[Dataset records]
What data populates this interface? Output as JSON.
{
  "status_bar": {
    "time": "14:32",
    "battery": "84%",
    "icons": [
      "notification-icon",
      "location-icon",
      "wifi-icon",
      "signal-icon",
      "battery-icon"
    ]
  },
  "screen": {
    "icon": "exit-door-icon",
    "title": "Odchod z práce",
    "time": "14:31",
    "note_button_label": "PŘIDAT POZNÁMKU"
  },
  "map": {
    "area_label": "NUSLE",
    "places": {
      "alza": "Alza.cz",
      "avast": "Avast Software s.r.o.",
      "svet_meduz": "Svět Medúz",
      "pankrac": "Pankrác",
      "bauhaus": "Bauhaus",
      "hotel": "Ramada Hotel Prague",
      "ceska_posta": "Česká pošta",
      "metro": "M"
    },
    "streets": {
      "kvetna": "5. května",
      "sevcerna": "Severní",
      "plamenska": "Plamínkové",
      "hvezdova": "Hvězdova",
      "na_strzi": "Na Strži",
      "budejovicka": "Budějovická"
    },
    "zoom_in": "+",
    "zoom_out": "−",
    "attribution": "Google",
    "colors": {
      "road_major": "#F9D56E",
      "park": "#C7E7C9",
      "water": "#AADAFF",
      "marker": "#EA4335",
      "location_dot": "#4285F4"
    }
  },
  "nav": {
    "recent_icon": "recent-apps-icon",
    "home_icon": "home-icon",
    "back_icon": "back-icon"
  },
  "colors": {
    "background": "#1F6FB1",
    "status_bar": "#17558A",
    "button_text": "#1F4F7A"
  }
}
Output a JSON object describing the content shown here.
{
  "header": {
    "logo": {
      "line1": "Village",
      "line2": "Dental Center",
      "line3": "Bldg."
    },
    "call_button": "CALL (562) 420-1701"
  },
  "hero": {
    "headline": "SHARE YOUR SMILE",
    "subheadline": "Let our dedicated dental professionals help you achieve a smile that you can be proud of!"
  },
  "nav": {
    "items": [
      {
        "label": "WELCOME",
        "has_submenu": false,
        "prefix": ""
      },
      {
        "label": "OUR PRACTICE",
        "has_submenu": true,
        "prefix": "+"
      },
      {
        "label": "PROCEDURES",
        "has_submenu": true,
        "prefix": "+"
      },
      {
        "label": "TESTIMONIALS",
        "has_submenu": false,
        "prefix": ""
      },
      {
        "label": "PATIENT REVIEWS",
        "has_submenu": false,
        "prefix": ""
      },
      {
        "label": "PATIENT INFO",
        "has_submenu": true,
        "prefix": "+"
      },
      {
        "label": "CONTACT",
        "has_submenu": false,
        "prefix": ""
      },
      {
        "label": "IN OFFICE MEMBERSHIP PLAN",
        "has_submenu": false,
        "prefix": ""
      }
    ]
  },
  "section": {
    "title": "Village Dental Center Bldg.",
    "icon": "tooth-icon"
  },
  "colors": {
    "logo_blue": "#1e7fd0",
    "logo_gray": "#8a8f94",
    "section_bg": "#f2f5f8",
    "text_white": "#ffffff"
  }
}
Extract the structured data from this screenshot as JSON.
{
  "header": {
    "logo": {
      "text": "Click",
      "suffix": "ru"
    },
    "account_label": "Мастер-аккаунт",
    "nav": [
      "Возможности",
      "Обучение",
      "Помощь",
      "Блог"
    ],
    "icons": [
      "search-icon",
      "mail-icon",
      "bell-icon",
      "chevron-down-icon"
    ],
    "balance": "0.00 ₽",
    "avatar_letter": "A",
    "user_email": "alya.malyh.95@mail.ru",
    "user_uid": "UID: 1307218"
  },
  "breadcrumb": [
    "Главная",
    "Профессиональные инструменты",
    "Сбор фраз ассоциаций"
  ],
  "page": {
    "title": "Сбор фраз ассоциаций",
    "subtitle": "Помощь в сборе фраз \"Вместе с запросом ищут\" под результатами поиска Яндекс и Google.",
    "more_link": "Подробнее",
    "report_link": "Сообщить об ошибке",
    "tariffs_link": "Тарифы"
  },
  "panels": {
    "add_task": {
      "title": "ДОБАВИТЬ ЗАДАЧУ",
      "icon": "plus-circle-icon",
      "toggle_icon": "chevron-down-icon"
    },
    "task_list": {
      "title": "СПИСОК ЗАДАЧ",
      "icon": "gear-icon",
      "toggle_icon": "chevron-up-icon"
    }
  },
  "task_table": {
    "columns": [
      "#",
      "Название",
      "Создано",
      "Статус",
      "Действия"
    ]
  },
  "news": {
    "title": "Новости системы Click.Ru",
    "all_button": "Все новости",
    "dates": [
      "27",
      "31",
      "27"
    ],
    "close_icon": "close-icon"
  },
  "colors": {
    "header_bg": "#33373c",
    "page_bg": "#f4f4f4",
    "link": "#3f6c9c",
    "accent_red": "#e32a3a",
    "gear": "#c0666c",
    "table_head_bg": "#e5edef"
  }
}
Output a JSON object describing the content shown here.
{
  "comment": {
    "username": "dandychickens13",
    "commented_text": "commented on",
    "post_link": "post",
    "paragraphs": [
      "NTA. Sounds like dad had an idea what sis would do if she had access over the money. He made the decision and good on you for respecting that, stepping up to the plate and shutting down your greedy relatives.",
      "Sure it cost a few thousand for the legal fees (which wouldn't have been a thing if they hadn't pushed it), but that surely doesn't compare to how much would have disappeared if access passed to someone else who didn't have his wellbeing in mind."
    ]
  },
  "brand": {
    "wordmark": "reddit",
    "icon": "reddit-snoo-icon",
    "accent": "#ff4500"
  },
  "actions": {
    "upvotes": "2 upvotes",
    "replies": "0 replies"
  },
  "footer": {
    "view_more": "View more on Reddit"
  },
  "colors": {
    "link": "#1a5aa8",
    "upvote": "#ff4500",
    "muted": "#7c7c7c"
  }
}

▶ [Work to complete]: Copy every line from the entries that contains the word "Center".

▶ [Written solution]:
      "line2": "Dental Center",
    "title": "Village Dental Center Bldg.",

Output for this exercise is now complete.